• [Data to process]
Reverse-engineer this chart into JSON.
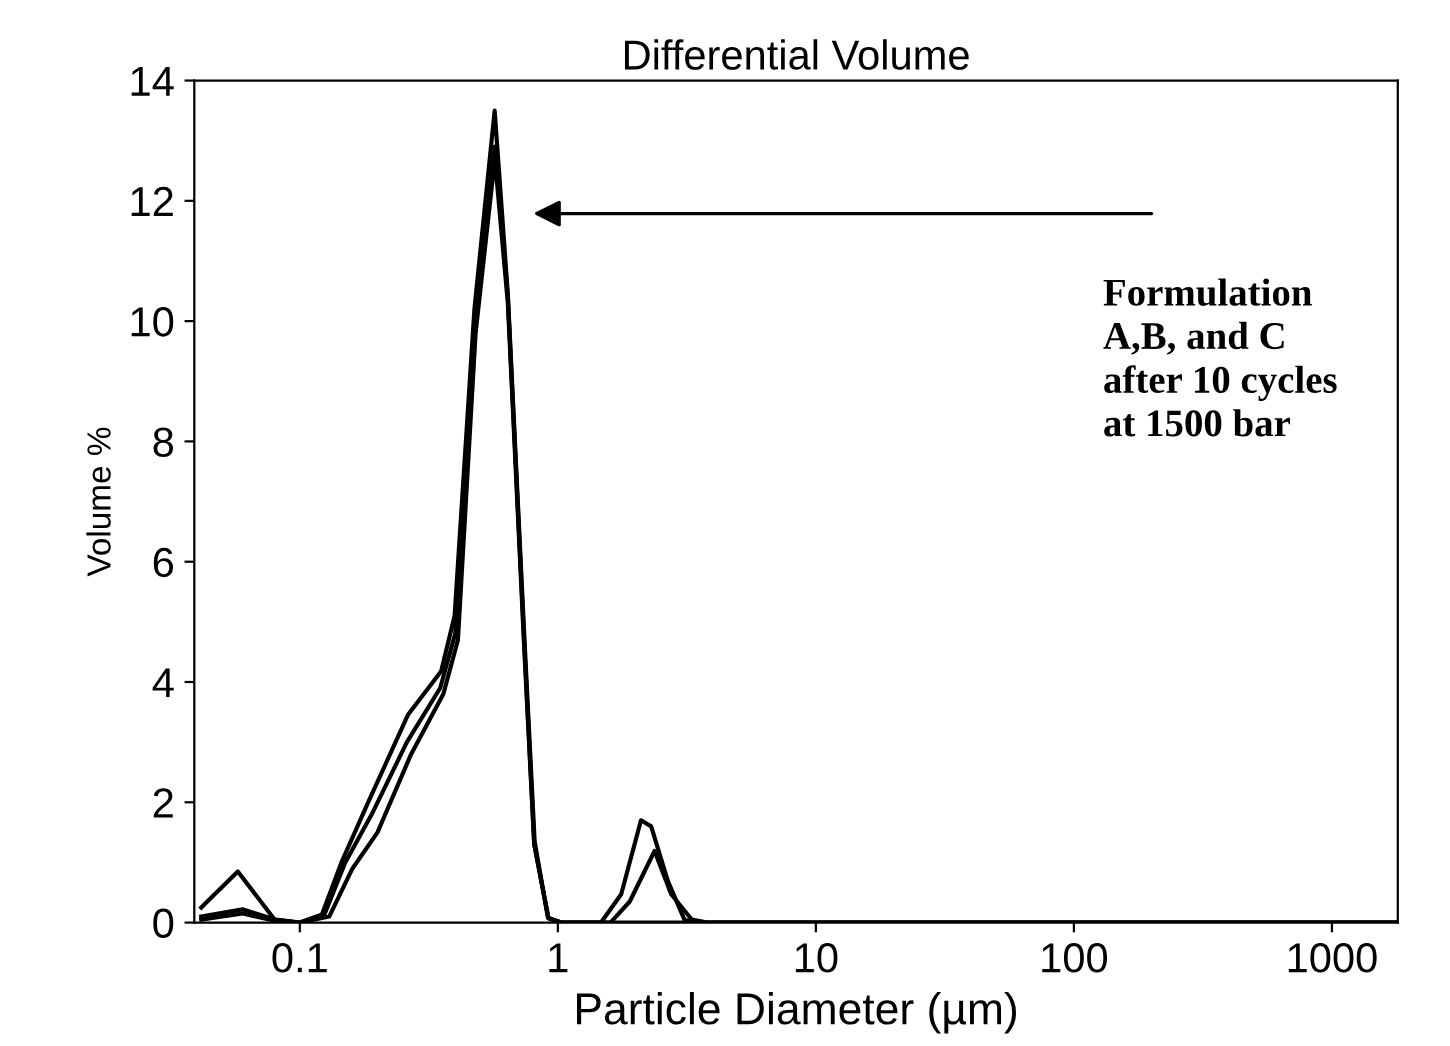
{
  "chart_data": {
    "type": "line",
    "title": "Differential Volume",
    "xlabel": "Particle Diameter (µm)",
    "ylabel": "Volume %",
    "log": "x",
    "xlim": [
      0.039,
      1800
    ],
    "xticks": [
      0.1,
      1,
      10,
      100,
      1000
    ],
    "ylim": [
      0,
      14
    ],
    "yticks": [
      0,
      2,
      4,
      6,
      8,
      10,
      12,
      14
    ],
    "grid": false,
    "legend": false,
    "marker": "none",
    "line_style": "solid",
    "series": [
      {
        "color": "#000000",
        "x": [
          0.0415,
          0.0575,
          0.0798,
          0.1,
          0.121,
          0.145,
          0.184,
          0.263,
          0.353,
          0.398,
          0.475,
          0.569,
          0.64,
          0.743,
          0.813,
          0.915,
          1.03,
          1.47,
          1.76,
          2.1,
          2.3,
          2.67,
          3.1,
          3.6,
          1800
        ],
        "values": [
          0.25,
          0.85,
          0.05,
          0,
          0.1,
          1.0,
          2.0,
          3.46,
          4.18,
          5.1,
          10.2,
          13.5,
          10.45,
          4.68,
          1.35,
          0.08,
          0,
          0,
          0.47,
          1.7,
          1.6,
          0.69,
          0.04,
          0,
          0
        ]
      },
      {
        "color": "#000000",
        "x": [
          0.0415,
          0.06,
          0.08,
          0.1,
          0.125,
          0.15,
          0.19,
          0.26,
          0.35,
          0.4,
          0.48,
          0.57,
          0.64,
          0.74,
          0.81,
          0.92,
          1.03,
          1.6,
          1.9,
          2.37,
          2.75,
          3.3,
          3.8,
          1800
        ],
        "values": [
          0.1,
          0.22,
          0.05,
          0,
          0.15,
          1.0,
          1.8,
          3.0,
          3.9,
          4.8,
          10.0,
          12.9,
          10.4,
          4.7,
          1.3,
          0.07,
          0,
          0,
          0.35,
          1.19,
          0.47,
          0.05,
          0,
          0
        ]
      },
      {
        "color": "#000000",
        "x": [
          0.0415,
          0.06,
          0.08,
          0.1,
          0.13,
          0.16,
          0.2,
          0.27,
          0.36,
          0.41,
          0.48,
          0.57,
          0.64,
          0.74,
          0.81,
          0.92,
          1.03,
          1800
        ],
        "values": [
          0.05,
          0.15,
          0.03,
          0,
          0.1,
          0.9,
          1.5,
          2.8,
          3.8,
          4.7,
          9.8,
          12.7,
          10.3,
          4.6,
          1.3,
          0.07,
          0,
          0
        ]
      }
    ],
    "annotations": [
      "Formulation\nA,B, and C\nafter 10 cycles\nat 1500 bar"
    ]
  }
}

• [Work to do]
Every line of the material is to be quoted exactly, with no pictures carried over.

• [Exercise output]
Reverse-engineer this chart into JSON.
{
  "chart_data": {
    "type": "line",
    "title": "Differential Volume",
    "xlabel": "Particle Diameter (µm)",
    "ylabel": "Volume %",
    "log": "x",
    "xlim": [
      0.039,
      1800
    ],
    "xticks": [
      0.1,
      1,
      10,
      100,
      1000
    ],
    "ylim": [
      0,
      14
    ],
    "yticks": [
      0,
      2,
      4,
      6,
      8,
      10,
      12,
      14
    ],
    "grid": false,
    "legend": false,
    "marker": "none",
    "line_style": "solid",
    "series": [
      {
        "color": "#000000",
        "x": [
          0.0415,
          0.0575,
          0.0798,
          0.1,
          0.121,
          0.145,
          0.184,
          0.263,
          0.353,
          0.398,
          0.475,
          0.569,
          0.64,
          0.743,
          0.813,
          0.915,
          1.03,
          1.47,
          1.76,
          2.1,
          2.3,
          2.67,
          3.1,
          3.6,
          1800
        ],
        "values": [
          0.25,
          0.85,
          0.05,
          0,
          0.1,
          1.0,
          2.0,
          3.46,
          4.18,
          5.1,
          10.2,
          13.5,
          10.45,
          4.68,
          1.35,
          0.08,
          0,
          0,
          0.47,
          1.7,
          1.6,
          0.69,
          0.04,
          0,
          0
        ]
      },
      {
        "color": "#000000",
        "x": [
          0.0415,
          0.06,
          0.08,
          0.1,
          0.125,
          0.15,
          0.19,
          0.26,
          0.35,
          0.4,
          0.48,
          0.57,
          0.64,
          0.74,
          0.81,
          0.92,
          1.03,
          1.6,
          1.9,
          2.37,
          2.75,
          3.3,
          3.8,
          1800
        ],
        "values": [
          0.1,
          0.22,
          0.05,
          0,
          0.15,
          1.0,
          1.8,
          3.0,
          3.9,
          4.8,
          10.0,
          12.9,
          10.4,
          4.7,
          1.3,
          0.07,
          0,
          0,
          0.35,
          1.19,
          0.47,
          0.05,
          0,
          0
        ]
      },
      {
        "color": "#000000",
        "x": [
          0.0415,
          0.06,
          0.08,
          0.1,
          0.13,
          0.16,
          0.2,
          0.27,
          0.36,
          0.41,
          0.48,
          0.57,
          0.64,
          0.74,
          0.81,
          0.92,
          1.03,
          1800
        ],
        "values": [
          0.05,
          0.15,
          0.03,
          0,
          0.1,
          0.9,
          1.5,
          2.8,
          3.8,
          4.7,
          9.8,
          12.7,
          10.3,
          4.6,
          1.3,
          0.07,
          0,
          0
        ]
      }
    ],
    "annotations": [
      "Formulation\nA,B, and C\nafter 10 cycles\nat 1500 bar"
    ]
  }
}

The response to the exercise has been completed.